Return the records exactly as they are.

* Start Data for the task *

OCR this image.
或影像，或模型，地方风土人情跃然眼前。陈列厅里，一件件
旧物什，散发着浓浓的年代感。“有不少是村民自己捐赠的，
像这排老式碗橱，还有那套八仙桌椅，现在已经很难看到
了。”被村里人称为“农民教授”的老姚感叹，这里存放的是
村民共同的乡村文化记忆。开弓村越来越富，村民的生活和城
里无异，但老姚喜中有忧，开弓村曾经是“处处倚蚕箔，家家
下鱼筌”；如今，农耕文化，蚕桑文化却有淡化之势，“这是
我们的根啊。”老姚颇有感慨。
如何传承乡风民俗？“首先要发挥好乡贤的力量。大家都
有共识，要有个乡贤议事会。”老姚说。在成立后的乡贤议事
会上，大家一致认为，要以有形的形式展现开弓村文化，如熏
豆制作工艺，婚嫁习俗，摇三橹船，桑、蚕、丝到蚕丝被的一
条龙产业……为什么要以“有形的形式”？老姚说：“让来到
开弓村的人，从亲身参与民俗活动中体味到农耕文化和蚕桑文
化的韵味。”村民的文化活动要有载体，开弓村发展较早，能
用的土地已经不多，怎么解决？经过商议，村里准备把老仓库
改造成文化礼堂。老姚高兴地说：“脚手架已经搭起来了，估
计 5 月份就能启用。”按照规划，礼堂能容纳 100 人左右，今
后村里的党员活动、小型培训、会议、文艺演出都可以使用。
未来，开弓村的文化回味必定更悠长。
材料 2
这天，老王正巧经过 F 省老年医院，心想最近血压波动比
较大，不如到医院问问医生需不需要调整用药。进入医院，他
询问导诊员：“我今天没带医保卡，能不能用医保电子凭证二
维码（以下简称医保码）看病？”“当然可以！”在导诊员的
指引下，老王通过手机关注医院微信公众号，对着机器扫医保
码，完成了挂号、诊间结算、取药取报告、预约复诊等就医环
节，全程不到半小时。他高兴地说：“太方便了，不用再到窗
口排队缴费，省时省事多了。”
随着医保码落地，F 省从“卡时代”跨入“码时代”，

* End Data for the task *

Exercise result:
OCR this image.
或影像，或模型，地方风土人情跃然眼前。陈列厅里，一件件
旧物什，散发着浓浓的年代感。“有不少是村民自己捐赠的，
像这排老式碗橱，还有那套八仙桌椅，现在已经很难看到
了。”被村里人称为“农民教授”的老姚感叹，这里存放的是
村民共同的乡村文化记忆。开弓村越来越富，村民的生活和城
里无异，但老姚喜中有忧，开弓村曾经是“处处倚蚕箔，家家
下鱼筌”；如今，农耕文化，蚕桑文化却有淡化之势，“这是
我们的根啊。”老姚颇有感慨。
如何传承乡风民俗？“首先要发挥好乡贤的力量。大家都
有共识，要有个乡贤议事会。”老姚说。在成立后的乡贤议事
会上，大家一致认为，要以有形的形式展现开弓村文化，如熏
豆制作工艺，婚嫁习俗，摇三橹船，桑、蚕、丝到蚕丝被的一
条龙产业……为什么要以“有形的形式”？老姚说：“让来到
开弓村的人，从亲身参与民俗活动中体味到农耕文化和蚕桑文
化的韵味。”村民的文化活动要有载体，开弓村发展较早，能
用的土地已经不多，怎么解决？经过商议，村里准备把老仓库
改造成文化礼堂。老姚高兴地说：“脚手架已经搭起来了，估
计 5 月份就能启用。”按照规划，礼堂能容纳 100 人左右，今
后村里的党员活动、小型培训、会议、文艺演出都可以使用。
未来，开弓村的文化回味必定更悠长。
材料 2
这天，老王正巧经过 F 省老年医院，心想最近血压波动比
较大，不如到医院问问医生需不需要调整用药。进入医院，他
询问导诊员：“我今天没带医保卡，能不能用医保电子凭证二
维码（以下简称医保码）看病？”“当然可以！”在导诊员的
指引下，老王通过手机关注医院微信公众号，对着机器扫医保
码，完成了挂号、诊间结算、取药取报告、预约复诊等就医环
节，全程不到半小时。他高兴地说：“太方便了，不用再到窗
口排队缴费，省时省事多了。”
随着医保码落地，F 省从“卡时代”跨入“码时代”，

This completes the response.